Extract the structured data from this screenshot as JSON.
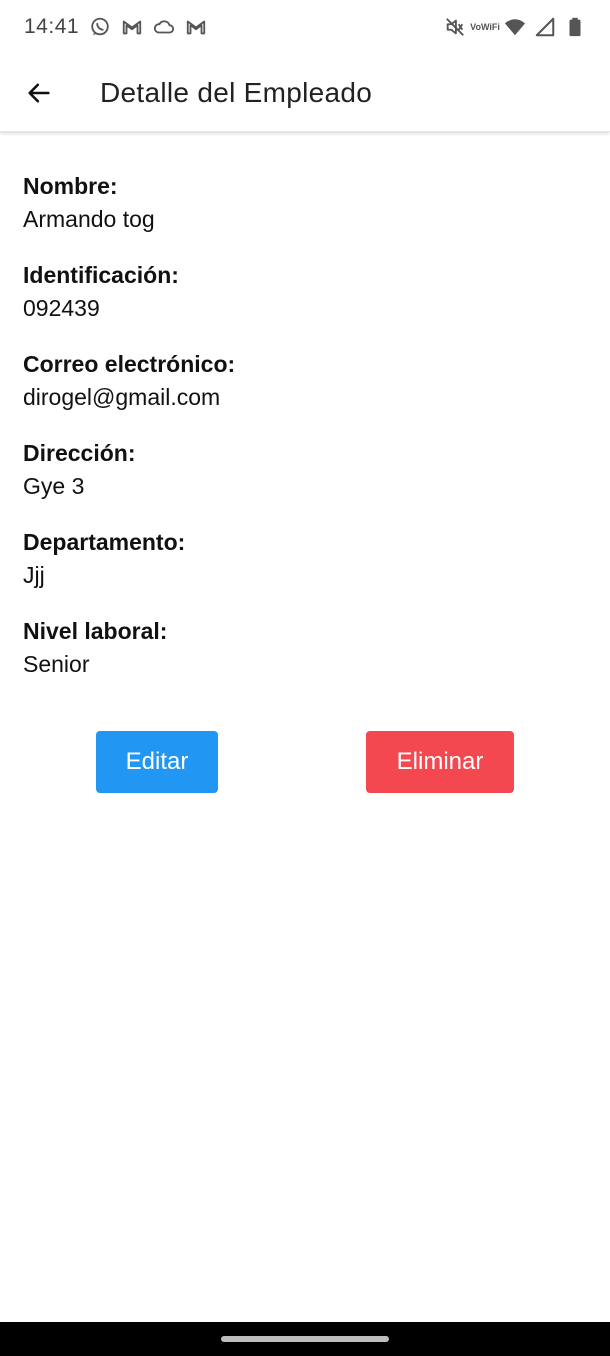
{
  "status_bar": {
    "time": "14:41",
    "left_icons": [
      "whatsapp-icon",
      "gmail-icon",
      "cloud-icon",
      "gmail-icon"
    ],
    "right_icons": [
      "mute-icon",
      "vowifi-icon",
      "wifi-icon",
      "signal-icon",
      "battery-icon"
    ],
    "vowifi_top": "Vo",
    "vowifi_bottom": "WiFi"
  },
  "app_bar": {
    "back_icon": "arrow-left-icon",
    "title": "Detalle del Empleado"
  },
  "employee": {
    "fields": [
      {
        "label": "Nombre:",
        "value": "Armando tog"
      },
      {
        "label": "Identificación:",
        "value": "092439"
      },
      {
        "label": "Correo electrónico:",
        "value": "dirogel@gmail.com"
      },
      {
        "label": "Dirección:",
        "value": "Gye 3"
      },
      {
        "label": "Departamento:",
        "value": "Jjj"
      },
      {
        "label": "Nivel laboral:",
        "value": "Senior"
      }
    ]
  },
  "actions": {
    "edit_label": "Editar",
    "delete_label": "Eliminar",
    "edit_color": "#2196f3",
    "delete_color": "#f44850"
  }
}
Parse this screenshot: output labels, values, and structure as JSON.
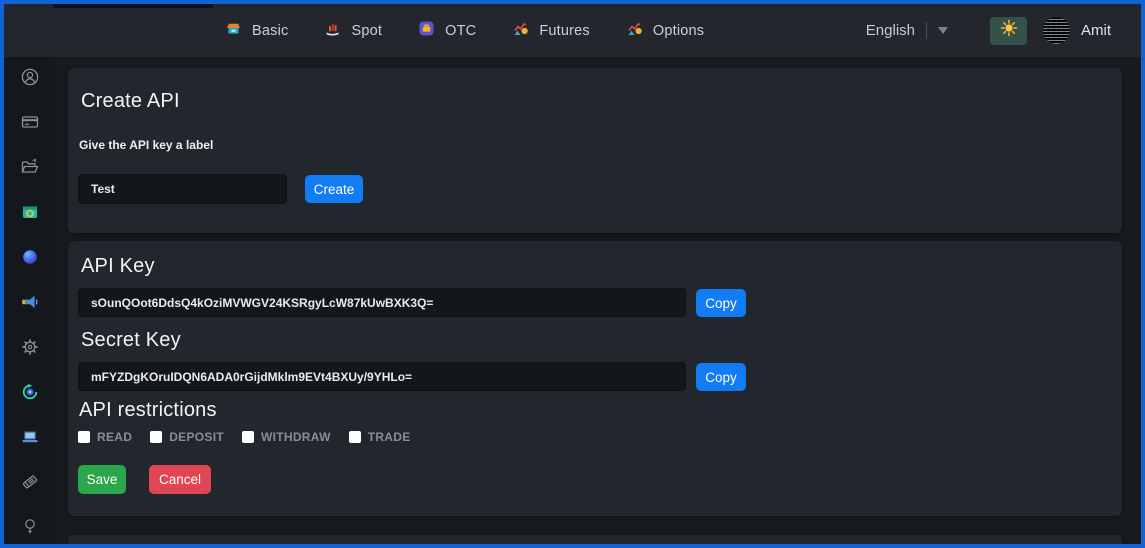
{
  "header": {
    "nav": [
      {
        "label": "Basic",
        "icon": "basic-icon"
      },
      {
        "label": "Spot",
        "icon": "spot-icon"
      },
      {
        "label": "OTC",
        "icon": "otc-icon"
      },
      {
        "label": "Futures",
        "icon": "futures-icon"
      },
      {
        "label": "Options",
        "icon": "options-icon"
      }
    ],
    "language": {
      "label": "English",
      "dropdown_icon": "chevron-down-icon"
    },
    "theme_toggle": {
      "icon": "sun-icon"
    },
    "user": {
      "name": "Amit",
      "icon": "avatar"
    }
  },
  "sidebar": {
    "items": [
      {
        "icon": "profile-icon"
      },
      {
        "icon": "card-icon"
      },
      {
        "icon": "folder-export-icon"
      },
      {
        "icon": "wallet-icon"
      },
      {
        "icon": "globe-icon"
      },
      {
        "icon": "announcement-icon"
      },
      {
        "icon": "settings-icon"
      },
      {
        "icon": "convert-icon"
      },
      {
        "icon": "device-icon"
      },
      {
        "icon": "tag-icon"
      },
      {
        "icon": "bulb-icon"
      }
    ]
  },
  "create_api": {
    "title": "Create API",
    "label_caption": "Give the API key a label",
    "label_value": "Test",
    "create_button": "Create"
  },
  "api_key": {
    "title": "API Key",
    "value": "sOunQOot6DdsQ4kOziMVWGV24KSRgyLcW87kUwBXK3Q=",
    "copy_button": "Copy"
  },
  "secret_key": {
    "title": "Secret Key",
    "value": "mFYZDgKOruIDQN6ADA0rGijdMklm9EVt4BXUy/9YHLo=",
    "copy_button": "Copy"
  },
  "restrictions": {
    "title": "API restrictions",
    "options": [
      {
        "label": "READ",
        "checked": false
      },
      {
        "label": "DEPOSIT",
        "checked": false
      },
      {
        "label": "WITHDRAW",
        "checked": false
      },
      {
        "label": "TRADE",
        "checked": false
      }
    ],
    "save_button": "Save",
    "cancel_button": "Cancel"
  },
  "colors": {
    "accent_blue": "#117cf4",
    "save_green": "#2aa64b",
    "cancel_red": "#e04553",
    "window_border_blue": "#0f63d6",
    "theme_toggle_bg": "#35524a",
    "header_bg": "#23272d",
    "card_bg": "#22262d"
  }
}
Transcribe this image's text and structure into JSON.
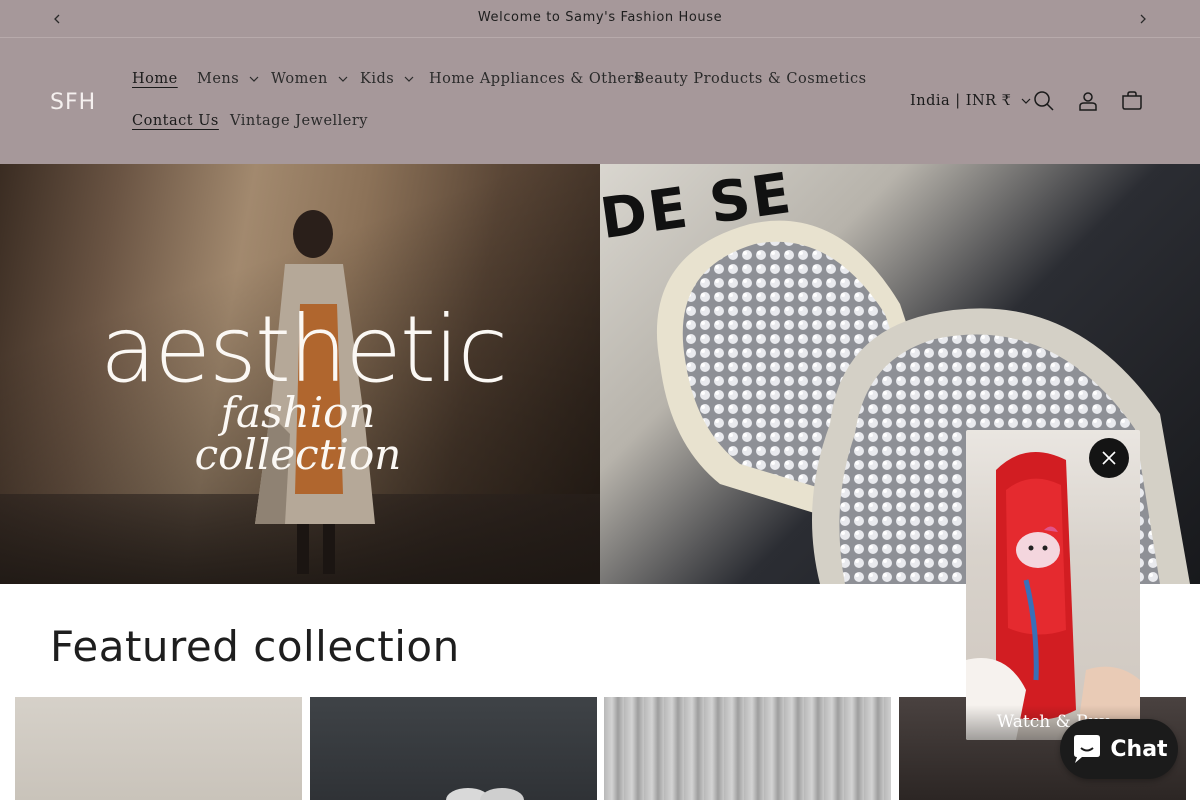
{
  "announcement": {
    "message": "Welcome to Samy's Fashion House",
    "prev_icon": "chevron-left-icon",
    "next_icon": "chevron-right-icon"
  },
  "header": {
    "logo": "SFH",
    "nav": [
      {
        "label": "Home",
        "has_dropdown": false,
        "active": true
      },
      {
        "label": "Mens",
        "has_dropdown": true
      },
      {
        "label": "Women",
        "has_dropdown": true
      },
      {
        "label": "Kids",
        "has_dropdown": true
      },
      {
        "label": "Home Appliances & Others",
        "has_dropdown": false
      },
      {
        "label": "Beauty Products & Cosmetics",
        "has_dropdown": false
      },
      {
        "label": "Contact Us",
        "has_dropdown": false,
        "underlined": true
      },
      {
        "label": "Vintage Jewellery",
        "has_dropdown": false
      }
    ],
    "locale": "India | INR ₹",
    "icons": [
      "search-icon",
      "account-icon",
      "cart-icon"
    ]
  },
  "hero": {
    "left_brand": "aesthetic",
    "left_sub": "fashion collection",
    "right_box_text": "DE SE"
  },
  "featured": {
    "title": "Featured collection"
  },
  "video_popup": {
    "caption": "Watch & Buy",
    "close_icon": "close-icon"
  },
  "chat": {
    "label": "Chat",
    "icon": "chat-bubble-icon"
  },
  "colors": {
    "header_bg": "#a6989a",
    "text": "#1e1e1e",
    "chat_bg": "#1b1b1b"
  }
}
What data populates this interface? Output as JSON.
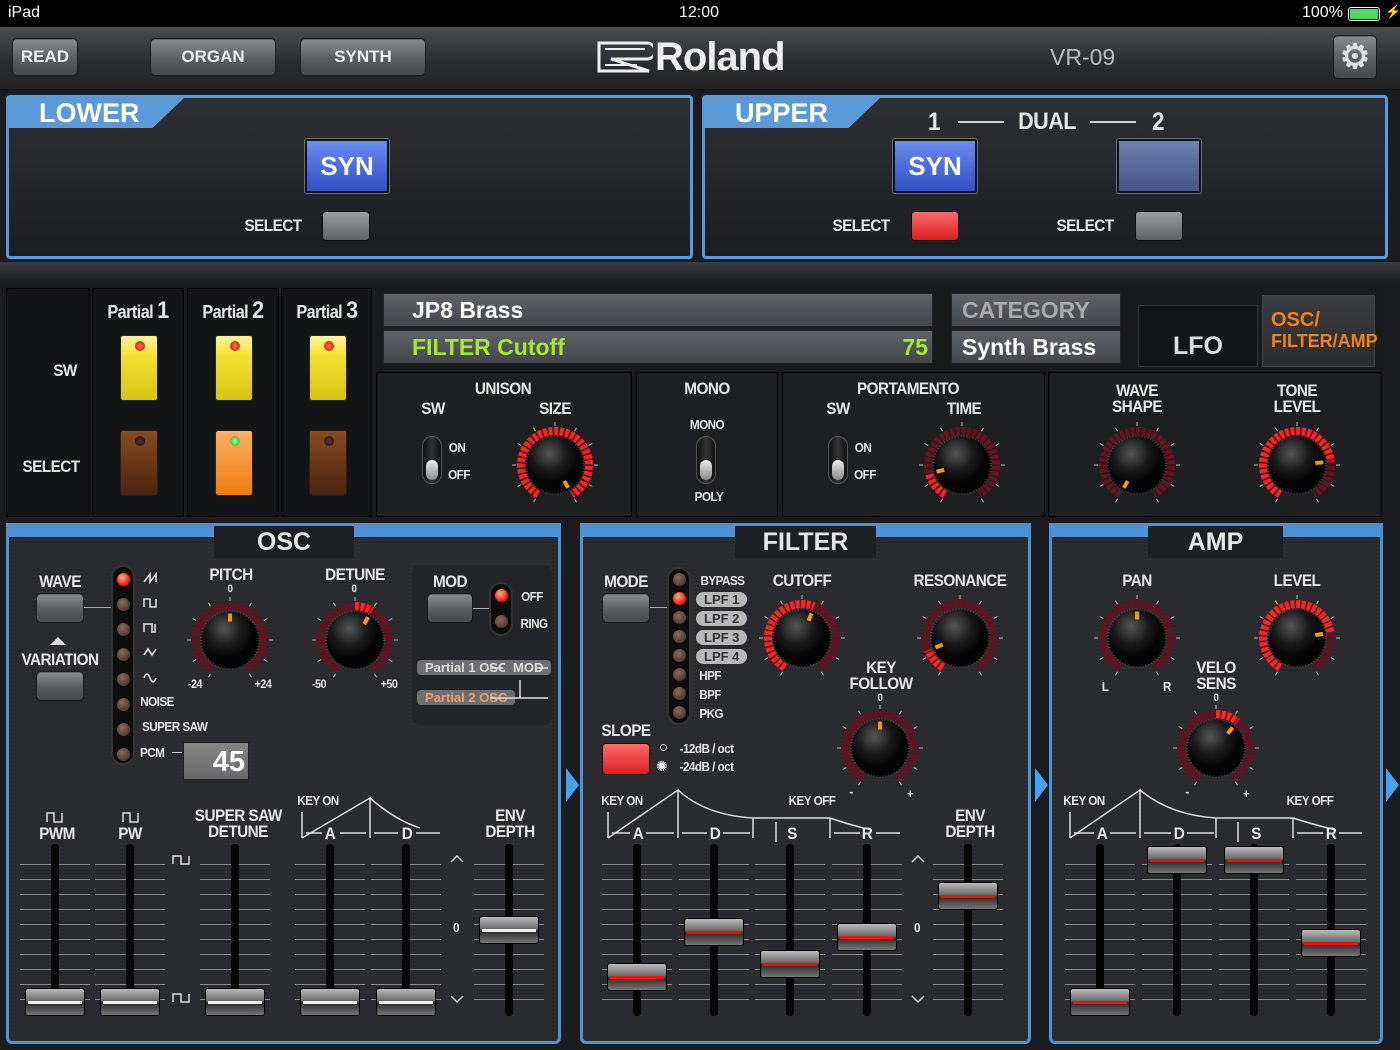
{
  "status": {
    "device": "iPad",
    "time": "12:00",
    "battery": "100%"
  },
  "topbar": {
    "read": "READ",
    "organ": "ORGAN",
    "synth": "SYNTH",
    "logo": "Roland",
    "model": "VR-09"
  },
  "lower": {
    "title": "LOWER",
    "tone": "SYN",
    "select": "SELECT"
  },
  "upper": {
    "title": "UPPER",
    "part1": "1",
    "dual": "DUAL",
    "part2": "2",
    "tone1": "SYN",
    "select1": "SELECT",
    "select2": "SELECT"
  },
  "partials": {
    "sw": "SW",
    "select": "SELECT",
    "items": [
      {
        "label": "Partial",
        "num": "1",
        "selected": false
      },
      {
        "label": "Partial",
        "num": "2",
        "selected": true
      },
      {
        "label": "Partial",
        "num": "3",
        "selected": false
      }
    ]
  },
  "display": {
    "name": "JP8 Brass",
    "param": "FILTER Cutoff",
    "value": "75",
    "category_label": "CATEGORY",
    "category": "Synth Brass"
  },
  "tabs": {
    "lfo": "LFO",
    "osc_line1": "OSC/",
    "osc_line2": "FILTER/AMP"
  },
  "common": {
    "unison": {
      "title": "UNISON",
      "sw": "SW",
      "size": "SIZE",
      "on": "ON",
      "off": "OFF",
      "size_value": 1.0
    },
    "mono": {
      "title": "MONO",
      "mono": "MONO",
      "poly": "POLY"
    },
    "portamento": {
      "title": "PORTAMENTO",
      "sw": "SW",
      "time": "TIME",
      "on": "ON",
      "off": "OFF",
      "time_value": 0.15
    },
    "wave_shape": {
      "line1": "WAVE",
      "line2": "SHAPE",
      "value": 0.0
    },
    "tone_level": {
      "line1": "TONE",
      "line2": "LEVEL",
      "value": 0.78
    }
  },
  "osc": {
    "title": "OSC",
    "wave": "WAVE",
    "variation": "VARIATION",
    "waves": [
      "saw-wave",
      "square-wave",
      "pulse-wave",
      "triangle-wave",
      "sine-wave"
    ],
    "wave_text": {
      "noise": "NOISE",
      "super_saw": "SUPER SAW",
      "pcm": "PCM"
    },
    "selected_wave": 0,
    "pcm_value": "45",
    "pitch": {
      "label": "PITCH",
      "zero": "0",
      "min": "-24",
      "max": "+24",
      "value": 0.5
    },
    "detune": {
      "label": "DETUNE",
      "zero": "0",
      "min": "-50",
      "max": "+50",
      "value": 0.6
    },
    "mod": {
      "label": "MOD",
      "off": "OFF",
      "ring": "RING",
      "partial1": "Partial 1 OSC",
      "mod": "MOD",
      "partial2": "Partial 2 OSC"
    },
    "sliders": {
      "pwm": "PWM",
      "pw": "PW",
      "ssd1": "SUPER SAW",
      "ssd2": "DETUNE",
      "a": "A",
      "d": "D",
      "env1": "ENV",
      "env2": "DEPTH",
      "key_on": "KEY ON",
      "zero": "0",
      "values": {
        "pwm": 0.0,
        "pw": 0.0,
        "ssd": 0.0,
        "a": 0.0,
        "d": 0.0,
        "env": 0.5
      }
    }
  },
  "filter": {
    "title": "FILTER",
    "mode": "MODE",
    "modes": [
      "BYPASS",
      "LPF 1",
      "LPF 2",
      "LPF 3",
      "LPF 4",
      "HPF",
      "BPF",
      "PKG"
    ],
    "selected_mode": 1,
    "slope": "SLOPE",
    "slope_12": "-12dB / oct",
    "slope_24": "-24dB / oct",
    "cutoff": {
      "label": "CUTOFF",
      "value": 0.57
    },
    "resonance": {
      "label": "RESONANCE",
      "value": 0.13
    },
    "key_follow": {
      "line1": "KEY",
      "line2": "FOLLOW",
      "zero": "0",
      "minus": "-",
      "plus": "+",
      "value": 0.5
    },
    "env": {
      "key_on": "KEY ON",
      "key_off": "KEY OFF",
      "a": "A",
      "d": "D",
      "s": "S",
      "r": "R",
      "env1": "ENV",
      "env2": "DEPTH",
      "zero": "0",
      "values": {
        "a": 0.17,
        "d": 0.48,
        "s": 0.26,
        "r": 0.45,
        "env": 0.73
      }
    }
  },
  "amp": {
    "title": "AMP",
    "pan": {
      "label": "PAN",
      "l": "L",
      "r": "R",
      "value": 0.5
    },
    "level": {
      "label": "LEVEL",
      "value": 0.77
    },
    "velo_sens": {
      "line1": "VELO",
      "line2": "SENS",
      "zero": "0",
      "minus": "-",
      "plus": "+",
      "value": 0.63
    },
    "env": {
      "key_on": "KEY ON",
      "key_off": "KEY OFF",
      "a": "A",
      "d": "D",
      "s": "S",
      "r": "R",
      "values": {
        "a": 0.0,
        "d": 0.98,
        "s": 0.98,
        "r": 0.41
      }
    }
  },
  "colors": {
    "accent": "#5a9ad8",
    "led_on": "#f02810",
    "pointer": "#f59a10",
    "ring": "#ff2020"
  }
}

----------------------------------------

* EXERCISE BRIEF:
Look through the entries above; copy each line where the string "restrictions" appears.

* TASK RESULT:
  "restrictions": {
    "title": "API restrictions",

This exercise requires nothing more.